Repeat the entire listing exactly as written.

====

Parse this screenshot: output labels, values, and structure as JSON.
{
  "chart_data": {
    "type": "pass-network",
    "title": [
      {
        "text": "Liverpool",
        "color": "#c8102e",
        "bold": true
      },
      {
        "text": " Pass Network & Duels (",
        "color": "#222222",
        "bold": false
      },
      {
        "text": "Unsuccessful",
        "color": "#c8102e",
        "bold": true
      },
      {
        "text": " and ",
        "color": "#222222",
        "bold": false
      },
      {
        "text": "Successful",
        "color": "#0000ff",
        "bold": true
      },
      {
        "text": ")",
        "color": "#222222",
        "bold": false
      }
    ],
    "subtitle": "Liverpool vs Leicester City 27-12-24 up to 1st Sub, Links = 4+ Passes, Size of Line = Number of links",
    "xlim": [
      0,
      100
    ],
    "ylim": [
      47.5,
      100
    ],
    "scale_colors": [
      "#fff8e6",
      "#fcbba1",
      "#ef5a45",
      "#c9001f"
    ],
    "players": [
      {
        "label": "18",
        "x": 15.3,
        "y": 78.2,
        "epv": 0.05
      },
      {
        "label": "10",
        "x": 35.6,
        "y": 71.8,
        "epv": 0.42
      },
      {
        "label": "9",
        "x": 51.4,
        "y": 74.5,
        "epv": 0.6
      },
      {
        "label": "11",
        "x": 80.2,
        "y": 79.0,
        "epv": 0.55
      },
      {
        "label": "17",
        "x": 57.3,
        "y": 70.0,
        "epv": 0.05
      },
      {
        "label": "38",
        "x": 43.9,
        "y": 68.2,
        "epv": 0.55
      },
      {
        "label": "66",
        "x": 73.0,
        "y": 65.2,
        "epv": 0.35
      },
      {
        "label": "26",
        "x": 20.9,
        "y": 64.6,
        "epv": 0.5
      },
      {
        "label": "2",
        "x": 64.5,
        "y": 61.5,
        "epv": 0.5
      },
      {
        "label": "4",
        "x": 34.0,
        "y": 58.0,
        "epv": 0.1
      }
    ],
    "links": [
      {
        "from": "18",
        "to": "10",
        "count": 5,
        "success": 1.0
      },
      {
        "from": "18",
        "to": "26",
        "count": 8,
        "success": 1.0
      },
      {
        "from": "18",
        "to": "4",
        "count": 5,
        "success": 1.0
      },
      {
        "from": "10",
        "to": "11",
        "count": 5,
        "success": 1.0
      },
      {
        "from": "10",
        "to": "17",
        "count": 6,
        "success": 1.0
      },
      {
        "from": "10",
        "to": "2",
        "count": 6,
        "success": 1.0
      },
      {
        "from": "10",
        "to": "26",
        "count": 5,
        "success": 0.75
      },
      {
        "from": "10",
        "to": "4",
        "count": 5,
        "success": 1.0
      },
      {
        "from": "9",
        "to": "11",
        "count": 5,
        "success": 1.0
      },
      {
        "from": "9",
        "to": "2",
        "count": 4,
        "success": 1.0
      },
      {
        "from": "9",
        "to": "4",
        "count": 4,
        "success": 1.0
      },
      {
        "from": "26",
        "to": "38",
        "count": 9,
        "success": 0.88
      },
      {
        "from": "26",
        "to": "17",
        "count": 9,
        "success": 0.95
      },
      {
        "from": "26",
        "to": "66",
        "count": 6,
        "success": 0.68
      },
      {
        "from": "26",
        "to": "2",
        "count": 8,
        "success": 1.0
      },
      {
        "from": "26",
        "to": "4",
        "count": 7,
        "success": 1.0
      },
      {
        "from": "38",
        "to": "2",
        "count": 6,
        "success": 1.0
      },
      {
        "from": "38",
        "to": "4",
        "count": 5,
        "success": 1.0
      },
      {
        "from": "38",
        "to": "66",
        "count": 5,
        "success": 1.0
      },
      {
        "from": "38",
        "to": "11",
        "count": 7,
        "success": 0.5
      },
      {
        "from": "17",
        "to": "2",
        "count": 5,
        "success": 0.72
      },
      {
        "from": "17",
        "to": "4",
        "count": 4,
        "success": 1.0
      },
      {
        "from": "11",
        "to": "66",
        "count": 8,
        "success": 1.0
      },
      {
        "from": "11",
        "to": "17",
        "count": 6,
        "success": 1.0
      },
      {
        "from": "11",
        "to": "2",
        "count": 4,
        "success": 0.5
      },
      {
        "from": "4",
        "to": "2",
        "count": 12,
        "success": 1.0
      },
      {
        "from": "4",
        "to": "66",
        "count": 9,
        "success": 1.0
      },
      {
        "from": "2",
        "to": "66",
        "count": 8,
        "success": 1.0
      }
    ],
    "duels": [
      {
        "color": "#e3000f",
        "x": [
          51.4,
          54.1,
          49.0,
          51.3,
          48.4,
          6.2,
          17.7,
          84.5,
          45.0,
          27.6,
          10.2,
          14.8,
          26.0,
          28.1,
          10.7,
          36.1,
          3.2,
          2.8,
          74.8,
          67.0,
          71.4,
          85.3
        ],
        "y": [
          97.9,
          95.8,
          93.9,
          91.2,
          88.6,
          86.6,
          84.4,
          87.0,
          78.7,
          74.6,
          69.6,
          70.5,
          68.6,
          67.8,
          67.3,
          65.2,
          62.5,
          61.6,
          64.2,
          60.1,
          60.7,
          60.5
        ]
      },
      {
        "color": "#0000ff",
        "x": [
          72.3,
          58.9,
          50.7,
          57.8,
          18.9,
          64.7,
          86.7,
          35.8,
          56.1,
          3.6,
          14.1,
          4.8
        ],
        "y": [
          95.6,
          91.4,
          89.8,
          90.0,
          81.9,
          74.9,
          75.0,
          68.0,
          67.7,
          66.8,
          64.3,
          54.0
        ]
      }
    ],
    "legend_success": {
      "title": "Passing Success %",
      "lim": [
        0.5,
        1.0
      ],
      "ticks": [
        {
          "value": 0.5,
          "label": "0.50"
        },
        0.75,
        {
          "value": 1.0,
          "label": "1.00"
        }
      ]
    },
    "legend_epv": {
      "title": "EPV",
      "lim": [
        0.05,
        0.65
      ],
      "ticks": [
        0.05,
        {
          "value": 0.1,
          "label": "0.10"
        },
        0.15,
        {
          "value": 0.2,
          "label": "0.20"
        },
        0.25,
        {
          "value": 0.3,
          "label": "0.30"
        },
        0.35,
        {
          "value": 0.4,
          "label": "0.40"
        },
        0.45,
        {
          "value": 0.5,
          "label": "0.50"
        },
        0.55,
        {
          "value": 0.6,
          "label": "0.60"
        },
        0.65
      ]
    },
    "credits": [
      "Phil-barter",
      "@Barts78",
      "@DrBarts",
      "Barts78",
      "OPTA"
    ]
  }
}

====

(EXERCISE SOLUTION):
Parse this screenshot: output labels, values, and structure as JSON.
{
  "chart_data": {
    "type": "pass-network",
    "title": [
      {
        "text": "Liverpool",
        "color": "#c8102e",
        "bold": true
      },
      {
        "text": " Pass Network & Duels (",
        "color": "#222222",
        "bold": false
      },
      {
        "text": "Unsuccessful",
        "color": "#c8102e",
        "bold": true
      },
      {
        "text": " and ",
        "color": "#222222",
        "bold": false
      },
      {
        "text": "Successful",
        "color": "#0000ff",
        "bold": true
      },
      {
        "text": ")",
        "color": "#222222",
        "bold": false
      }
    ],
    "subtitle": "Liverpool vs Leicester City 27-12-24 up to 1st Sub, Links = 4+ Passes, Size of Line = Number of links",
    "xlim": [
      0,
      100
    ],
    "ylim": [
      47.5,
      100
    ],
    "scale_colors": [
      "#fff8e6",
      "#fcbba1",
      "#ef5a45",
      "#c9001f"
    ],
    "players": [
      {
        "label": "18",
        "x": 15.3,
        "y": 78.2,
        "epv": 0.05
      },
      {
        "label": "10",
        "x": 35.6,
        "y": 71.8,
        "epv": 0.42
      },
      {
        "label": "9",
        "x": 51.4,
        "y": 74.5,
        "epv": 0.6
      },
      {
        "label": "11",
        "x": 80.2,
        "y": 79.0,
        "epv": 0.55
      },
      {
        "label": "17",
        "x": 57.3,
        "y": 70.0,
        "epv": 0.05
      },
      {
        "label": "38",
        "x": 43.9,
        "y": 68.2,
        "epv": 0.55
      },
      {
        "label": "66",
        "x": 73.0,
        "y": 65.2,
        "epv": 0.35
      },
      {
        "label": "26",
        "x": 20.9,
        "y": 64.6,
        "epv": 0.5
      },
      {
        "label": "2",
        "x": 64.5,
        "y": 61.5,
        "epv": 0.5
      },
      {
        "label": "4",
        "x": 34.0,
        "y": 58.0,
        "epv": 0.1
      }
    ],
    "links": [
      {
        "from": "18",
        "to": "10",
        "count": 5,
        "success": 1.0
      },
      {
        "from": "18",
        "to": "26",
        "count": 8,
        "success": 1.0
      },
      {
        "from": "18",
        "to": "4",
        "count": 5,
        "success": 1.0
      },
      {
        "from": "10",
        "to": "11",
        "count": 5,
        "success": 1.0
      },
      {
        "from": "10",
        "to": "17",
        "count": 6,
        "success": 1.0
      },
      {
        "from": "10",
        "to": "2",
        "count": 6,
        "success": 1.0
      },
      {
        "from": "10",
        "to": "26",
        "count": 5,
        "success": 0.75
      },
      {
        "from": "10",
        "to": "4",
        "count": 5,
        "success": 1.0
      },
      {
        "from": "9",
        "to": "11",
        "count": 5,
        "success": 1.0
      },
      {
        "from": "9",
        "to": "2",
        "count": 4,
        "success": 1.0
      },
      {
        "from": "9",
        "to": "4",
        "count": 4,
        "success": 1.0
      },
      {
        "from": "26",
        "to": "38",
        "count": 9,
        "success": 0.88
      },
      {
        "from": "26",
        "to": "17",
        "count": 9,
        "success": 0.95
      },
      {
        "from": "26",
        "to": "66",
        "count": 6,
        "success": 0.68
      },
      {
        "from": "26",
        "to": "2",
        "count": 8,
        "success": 1.0
      },
      {
        "from": "26",
        "to": "4",
        "count": 7,
        "success": 1.0
      },
      {
        "from": "38",
        "to": "2",
        "count": 6,
        "success": 1.0
      },
      {
        "from": "38",
        "to": "4",
        "count": 5,
        "success": 1.0
      },
      {
        "from": "38",
        "to": "66",
        "count": 5,
        "success": 1.0
      },
      {
        "from": "38",
        "to": "11",
        "count": 7,
        "success": 0.5
      },
      {
        "from": "17",
        "to": "2",
        "count": 5,
        "success": 0.72
      },
      {
        "from": "17",
        "to": "4",
        "count": 4,
        "success": 1.0
      },
      {
        "from": "11",
        "to": "66",
        "count": 8,
        "success": 1.0
      },
      {
        "from": "11",
        "to": "17",
        "count": 6,
        "success": 1.0
      },
      {
        "from": "11",
        "to": "2",
        "count": 4,
        "success": 0.5
      },
      {
        "from": "4",
        "to": "2",
        "count": 12,
        "success": 1.0
      },
      {
        "from": "4",
        "to": "66",
        "count": 9,
        "success": 1.0
      },
      {
        "from": "2",
        "to": "66",
        "count": 8,
        "success": 1.0
      }
    ],
    "duels": [
      {
        "color": "#e3000f",
        "x": [
          51.4,
          54.1,
          49.0,
          51.3,
          48.4,
          6.2,
          17.7,
          84.5,
          45.0,
          27.6,
          10.2,
          14.8,
          26.0,
          28.1,
          10.7,
          36.1,
          3.2,
          2.8,
          74.8,
          67.0,
          71.4,
          85.3
        ],
        "y": [
          97.9,
          95.8,
          93.9,
          91.2,
          88.6,
          86.6,
          84.4,
          87.0,
          78.7,
          74.6,
          69.6,
          70.5,
          68.6,
          67.8,
          67.3,
          65.2,
          62.5,
          61.6,
          64.2,
          60.1,
          60.7,
          60.5
        ]
      },
      {
        "color": "#0000ff",
        "x": [
          72.3,
          58.9,
          50.7,
          57.8,
          18.9,
          64.7,
          86.7,
          35.8,
          56.1,
          3.6,
          14.1,
          4.8
        ],
        "y": [
          95.6,
          91.4,
          89.8,
          90.0,
          81.9,
          74.9,
          75.0,
          68.0,
          67.7,
          66.8,
          64.3,
          54.0
        ]
      }
    ],
    "legend_success": {
      "title": "Passing Success %",
      "lim": [
        0.5,
        1.0
      ],
      "ticks": [
        {
          "value": 0.5,
          "label": "0.50"
        },
        0.75,
        {
          "value": 1.0,
          "label": "1.00"
        }
      ]
    },
    "legend_epv": {
      "title": "EPV",
      "lim": [
        0.05,
        0.65
      ],
      "ticks": [
        0.05,
        {
          "value": 0.1,
          "label": "0.10"
        },
        0.15,
        {
          "value": 0.2,
          "label": "0.20"
        },
        0.25,
        {
          "value": 0.3,
          "label": "0.30"
        },
        0.35,
        {
          "value": 0.4,
          "label": "0.40"
        },
        0.45,
        {
          "value": 0.5,
          "label": "0.50"
        },
        0.55,
        {
          "value": 0.6,
          "label": "0.60"
        },
        0.65
      ]
    },
    "credits": [
      "Phil-barter",
      "@Barts78",
      "@DrBarts",
      "Barts78",
      "OPTA"
    ]
  }
}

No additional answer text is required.